*GIVEN EXERCISE*:
Repeat these lines word for word, starting at the line that contains "relative-work-field[interactable] <box>155 431" and stopping after the line that contains "relatives-form <box>90 111 580 721</box>".

*DATA*:
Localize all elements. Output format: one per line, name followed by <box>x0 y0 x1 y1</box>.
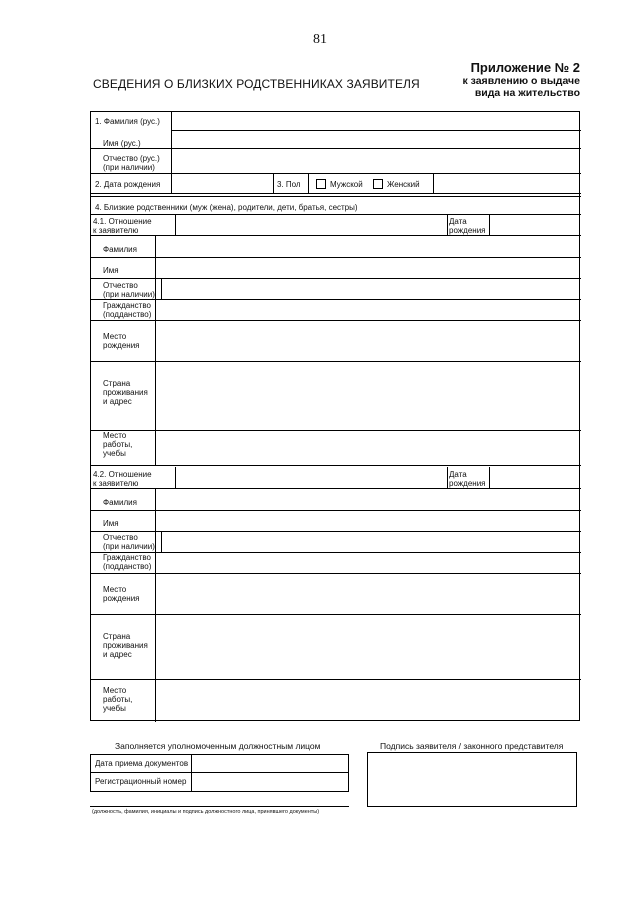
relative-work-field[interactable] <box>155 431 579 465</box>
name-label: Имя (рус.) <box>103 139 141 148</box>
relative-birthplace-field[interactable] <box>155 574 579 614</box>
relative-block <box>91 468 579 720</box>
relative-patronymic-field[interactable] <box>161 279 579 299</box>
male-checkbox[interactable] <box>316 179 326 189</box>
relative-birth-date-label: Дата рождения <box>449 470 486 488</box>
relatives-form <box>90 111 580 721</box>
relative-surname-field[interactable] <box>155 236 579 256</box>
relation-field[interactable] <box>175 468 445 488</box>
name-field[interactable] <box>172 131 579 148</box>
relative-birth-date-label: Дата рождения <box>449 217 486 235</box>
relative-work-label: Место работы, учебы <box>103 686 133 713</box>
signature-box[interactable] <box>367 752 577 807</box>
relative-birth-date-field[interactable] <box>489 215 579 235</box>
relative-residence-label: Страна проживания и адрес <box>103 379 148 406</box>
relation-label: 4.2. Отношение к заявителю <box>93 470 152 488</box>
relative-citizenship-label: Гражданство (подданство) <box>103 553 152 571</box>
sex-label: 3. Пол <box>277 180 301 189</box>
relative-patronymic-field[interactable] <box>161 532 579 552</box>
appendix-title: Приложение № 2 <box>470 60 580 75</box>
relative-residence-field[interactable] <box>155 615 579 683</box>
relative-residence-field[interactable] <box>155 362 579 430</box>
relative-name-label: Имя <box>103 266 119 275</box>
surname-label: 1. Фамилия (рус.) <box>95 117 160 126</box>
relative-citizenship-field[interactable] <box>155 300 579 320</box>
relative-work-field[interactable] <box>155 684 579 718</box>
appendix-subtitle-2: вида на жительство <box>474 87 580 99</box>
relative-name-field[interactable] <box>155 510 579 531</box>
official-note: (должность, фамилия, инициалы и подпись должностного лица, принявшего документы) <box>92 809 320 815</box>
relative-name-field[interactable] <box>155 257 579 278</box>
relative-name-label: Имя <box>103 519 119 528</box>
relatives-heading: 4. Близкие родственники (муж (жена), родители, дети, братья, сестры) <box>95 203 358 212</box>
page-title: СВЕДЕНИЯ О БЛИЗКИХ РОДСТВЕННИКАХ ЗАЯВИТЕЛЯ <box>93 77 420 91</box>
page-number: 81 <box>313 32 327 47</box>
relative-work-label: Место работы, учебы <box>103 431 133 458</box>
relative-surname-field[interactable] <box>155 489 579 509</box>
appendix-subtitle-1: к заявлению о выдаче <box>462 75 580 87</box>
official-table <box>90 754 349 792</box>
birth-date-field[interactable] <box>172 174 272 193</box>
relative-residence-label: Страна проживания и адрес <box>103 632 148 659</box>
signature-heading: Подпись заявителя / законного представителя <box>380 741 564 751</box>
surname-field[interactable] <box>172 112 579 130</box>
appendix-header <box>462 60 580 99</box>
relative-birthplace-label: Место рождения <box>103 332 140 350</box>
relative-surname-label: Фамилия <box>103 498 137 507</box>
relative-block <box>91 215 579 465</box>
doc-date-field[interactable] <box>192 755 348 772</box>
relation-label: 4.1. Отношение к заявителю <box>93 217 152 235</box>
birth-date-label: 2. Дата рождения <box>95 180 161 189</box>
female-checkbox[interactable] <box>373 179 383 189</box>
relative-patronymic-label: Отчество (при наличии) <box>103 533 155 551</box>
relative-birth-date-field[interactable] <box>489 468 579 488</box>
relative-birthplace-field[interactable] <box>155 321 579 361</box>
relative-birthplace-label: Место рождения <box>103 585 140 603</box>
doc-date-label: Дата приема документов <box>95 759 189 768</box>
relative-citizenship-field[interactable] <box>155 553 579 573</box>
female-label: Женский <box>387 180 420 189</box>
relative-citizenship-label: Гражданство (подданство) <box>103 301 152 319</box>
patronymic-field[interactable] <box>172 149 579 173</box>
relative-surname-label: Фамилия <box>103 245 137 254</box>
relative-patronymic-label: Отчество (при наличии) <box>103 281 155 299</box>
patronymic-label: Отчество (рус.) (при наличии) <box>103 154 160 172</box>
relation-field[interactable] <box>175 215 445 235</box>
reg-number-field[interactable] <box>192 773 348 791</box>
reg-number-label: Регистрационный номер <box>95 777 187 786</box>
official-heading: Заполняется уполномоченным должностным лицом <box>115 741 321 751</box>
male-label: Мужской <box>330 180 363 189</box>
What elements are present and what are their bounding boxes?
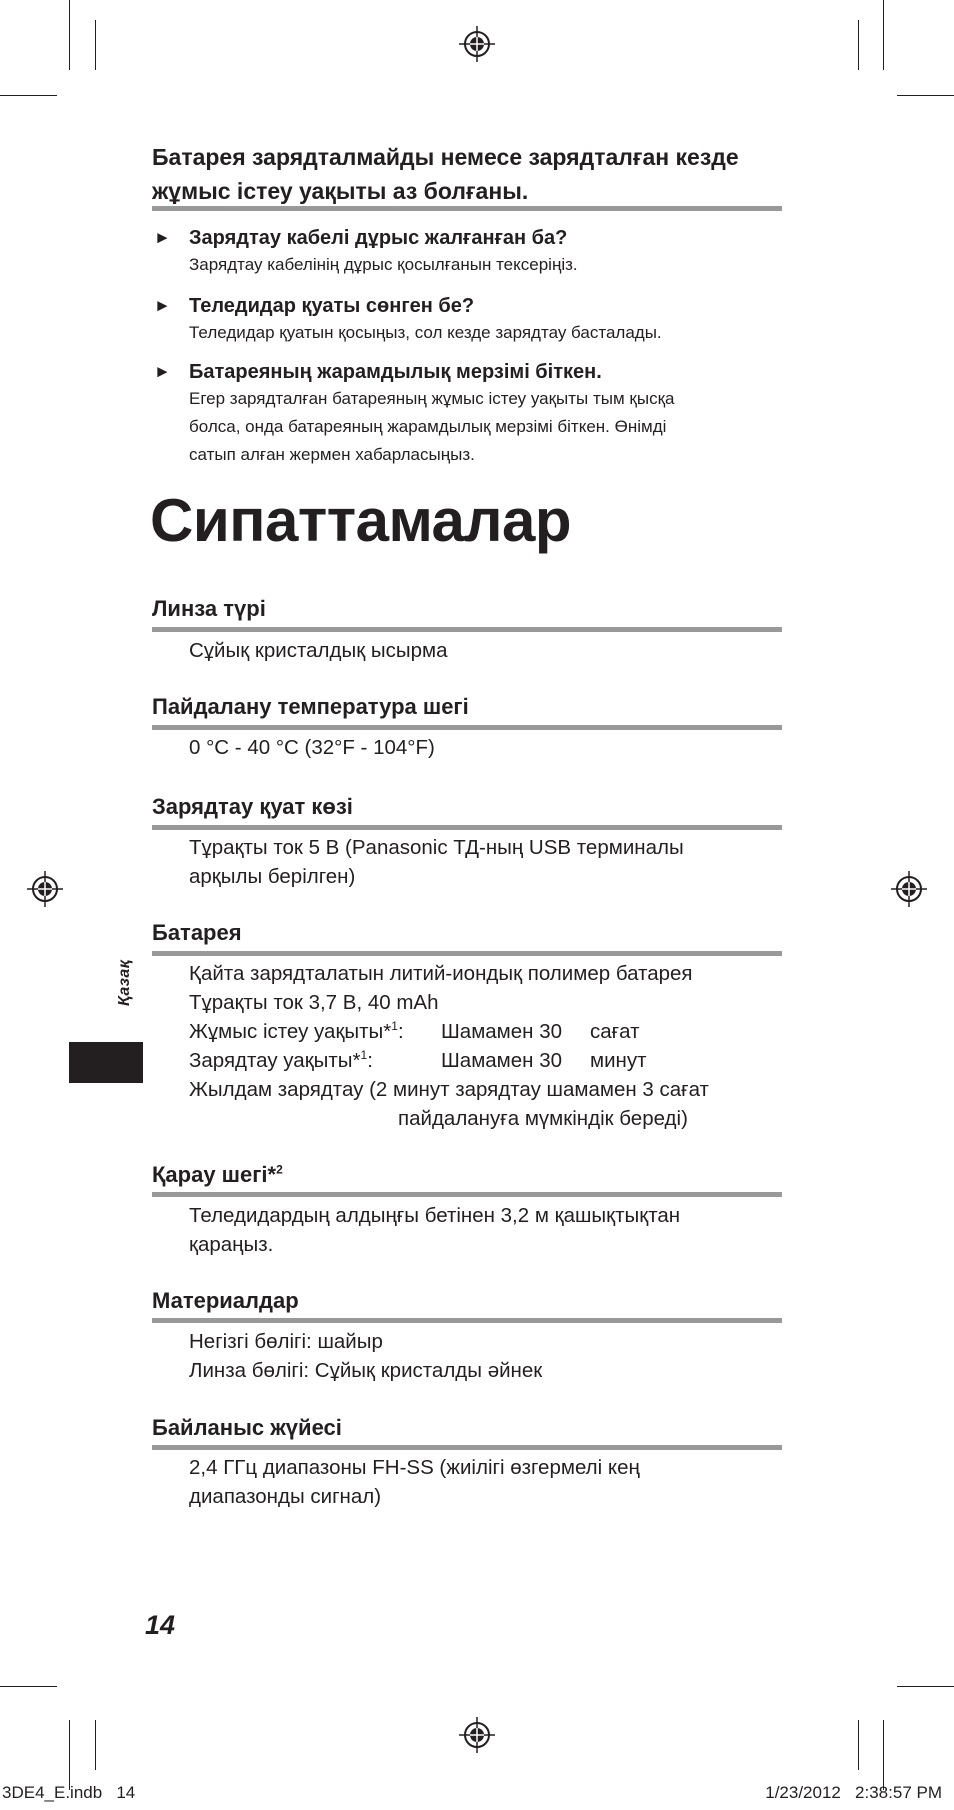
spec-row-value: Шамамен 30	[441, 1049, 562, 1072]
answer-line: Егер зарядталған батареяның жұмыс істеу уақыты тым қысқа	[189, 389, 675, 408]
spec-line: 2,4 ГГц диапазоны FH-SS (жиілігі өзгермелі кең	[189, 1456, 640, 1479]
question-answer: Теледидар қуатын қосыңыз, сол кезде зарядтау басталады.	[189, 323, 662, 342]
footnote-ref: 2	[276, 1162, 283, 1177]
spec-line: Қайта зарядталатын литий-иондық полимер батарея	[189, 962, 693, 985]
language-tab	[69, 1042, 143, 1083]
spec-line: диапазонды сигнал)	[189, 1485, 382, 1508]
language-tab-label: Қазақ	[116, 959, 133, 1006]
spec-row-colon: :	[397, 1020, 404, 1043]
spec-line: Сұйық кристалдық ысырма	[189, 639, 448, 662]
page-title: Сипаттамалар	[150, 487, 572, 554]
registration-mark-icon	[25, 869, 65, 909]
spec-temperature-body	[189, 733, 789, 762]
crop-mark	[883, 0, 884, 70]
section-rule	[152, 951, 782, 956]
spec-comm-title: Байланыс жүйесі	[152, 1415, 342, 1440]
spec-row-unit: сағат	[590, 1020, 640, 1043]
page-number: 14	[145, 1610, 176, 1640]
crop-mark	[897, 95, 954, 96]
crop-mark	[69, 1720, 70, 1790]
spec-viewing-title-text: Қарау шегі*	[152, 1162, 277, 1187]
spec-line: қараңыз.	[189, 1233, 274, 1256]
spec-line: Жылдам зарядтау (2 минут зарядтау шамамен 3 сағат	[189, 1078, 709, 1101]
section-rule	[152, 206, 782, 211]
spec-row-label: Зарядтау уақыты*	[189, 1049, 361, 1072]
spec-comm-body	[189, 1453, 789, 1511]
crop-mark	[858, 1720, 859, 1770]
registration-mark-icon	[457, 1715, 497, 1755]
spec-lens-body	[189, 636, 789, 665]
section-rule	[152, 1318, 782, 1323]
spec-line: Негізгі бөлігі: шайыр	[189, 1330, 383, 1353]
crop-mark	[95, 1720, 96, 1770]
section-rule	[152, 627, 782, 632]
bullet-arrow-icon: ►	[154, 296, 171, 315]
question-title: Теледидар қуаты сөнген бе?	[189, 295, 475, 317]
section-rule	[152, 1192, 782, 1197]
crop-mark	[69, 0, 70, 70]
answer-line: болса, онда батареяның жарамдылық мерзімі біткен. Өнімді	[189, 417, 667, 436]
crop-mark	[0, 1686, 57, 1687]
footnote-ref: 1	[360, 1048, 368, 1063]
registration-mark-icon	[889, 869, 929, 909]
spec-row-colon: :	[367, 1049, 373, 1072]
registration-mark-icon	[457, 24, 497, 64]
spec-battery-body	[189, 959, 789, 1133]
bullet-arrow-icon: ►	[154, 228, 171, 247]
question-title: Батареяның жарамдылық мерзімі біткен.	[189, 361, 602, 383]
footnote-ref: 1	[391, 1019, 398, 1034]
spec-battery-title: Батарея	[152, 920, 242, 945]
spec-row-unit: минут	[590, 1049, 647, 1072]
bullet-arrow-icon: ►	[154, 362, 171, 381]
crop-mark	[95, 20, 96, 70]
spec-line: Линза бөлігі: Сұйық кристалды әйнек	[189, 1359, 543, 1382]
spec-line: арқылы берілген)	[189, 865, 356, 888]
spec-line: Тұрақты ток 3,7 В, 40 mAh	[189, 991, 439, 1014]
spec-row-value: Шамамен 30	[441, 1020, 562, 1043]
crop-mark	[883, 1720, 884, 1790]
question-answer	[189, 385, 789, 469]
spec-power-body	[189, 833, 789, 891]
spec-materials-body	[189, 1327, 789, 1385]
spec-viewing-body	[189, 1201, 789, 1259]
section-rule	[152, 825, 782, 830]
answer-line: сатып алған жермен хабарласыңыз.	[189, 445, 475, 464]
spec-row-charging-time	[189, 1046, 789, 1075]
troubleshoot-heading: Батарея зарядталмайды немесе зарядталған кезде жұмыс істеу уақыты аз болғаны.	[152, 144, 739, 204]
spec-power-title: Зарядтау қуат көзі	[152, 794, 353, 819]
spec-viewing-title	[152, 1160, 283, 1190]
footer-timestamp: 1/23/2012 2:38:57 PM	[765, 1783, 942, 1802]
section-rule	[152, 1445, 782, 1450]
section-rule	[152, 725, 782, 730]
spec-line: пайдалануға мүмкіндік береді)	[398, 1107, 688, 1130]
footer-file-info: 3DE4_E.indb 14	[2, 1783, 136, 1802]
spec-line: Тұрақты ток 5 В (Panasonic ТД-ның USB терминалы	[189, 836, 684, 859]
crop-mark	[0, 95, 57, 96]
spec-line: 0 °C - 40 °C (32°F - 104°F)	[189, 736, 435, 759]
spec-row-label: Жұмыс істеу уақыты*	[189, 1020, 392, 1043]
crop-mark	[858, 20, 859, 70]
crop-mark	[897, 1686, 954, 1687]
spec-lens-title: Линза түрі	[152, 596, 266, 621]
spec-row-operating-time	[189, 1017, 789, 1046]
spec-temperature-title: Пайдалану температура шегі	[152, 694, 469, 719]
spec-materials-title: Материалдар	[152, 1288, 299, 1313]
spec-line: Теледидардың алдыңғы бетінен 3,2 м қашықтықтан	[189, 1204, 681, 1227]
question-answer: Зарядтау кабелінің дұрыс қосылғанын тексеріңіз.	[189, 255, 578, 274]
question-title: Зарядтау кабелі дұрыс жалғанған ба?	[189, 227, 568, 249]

...

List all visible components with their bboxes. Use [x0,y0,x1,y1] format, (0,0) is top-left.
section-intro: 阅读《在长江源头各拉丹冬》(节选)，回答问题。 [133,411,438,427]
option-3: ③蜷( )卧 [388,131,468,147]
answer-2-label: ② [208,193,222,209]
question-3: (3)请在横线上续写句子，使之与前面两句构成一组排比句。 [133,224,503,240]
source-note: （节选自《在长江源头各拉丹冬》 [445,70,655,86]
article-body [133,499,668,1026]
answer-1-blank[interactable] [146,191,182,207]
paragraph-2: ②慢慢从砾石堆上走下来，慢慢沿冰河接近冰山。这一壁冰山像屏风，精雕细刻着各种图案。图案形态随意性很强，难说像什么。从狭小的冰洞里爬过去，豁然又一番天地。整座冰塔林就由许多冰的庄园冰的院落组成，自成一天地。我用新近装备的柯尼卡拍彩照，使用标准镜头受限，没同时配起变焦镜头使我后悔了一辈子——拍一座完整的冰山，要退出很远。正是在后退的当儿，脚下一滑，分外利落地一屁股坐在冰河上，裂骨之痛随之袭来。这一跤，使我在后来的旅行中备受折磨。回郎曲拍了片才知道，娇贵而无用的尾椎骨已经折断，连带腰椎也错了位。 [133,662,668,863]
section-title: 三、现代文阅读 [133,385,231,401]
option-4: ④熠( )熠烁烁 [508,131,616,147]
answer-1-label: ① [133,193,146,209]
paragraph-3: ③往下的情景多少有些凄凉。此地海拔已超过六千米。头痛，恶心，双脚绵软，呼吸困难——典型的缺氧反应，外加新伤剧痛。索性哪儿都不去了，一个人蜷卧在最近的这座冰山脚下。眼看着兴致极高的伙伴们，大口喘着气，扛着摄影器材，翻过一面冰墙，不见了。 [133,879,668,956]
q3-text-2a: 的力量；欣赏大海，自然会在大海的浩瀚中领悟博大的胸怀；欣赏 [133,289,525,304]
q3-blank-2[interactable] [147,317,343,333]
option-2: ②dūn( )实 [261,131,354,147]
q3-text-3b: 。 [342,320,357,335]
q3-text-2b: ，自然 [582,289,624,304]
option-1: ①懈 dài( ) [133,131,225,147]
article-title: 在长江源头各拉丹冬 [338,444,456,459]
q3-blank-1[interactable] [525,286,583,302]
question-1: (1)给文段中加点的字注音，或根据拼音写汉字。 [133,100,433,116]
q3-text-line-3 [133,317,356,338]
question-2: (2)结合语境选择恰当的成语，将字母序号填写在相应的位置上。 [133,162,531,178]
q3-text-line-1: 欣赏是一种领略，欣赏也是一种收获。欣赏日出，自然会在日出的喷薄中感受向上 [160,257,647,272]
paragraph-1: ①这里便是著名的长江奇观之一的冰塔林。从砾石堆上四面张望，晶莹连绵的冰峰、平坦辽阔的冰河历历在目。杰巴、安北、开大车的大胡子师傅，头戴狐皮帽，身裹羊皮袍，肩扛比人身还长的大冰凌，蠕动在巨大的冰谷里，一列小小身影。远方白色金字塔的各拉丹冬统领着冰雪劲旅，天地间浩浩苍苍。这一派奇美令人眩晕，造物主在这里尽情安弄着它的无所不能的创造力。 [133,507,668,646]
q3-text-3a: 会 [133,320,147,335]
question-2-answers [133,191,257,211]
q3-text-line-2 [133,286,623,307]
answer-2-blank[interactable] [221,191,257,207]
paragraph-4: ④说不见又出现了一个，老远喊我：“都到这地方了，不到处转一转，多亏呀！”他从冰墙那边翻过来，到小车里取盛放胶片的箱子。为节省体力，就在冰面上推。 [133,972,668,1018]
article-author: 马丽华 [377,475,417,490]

*RESULT OF THIS EXERCISE*:
relative-work-field[interactable] <box>155 431 579 465</box>
name-label: Имя (рус.) <box>103 139 141 148</box>
relative-birthplace-field[interactable] <box>155 574 579 614</box>
relative-block <box>91 468 579 720</box>
relative-patronymic-field[interactable] <box>161 279 579 299</box>
male-checkbox[interactable] <box>316 179 326 189</box>
relative-birth-date-label: Дата рождения <box>449 470 486 488</box>
relatives-form <box>90 111 580 721</box>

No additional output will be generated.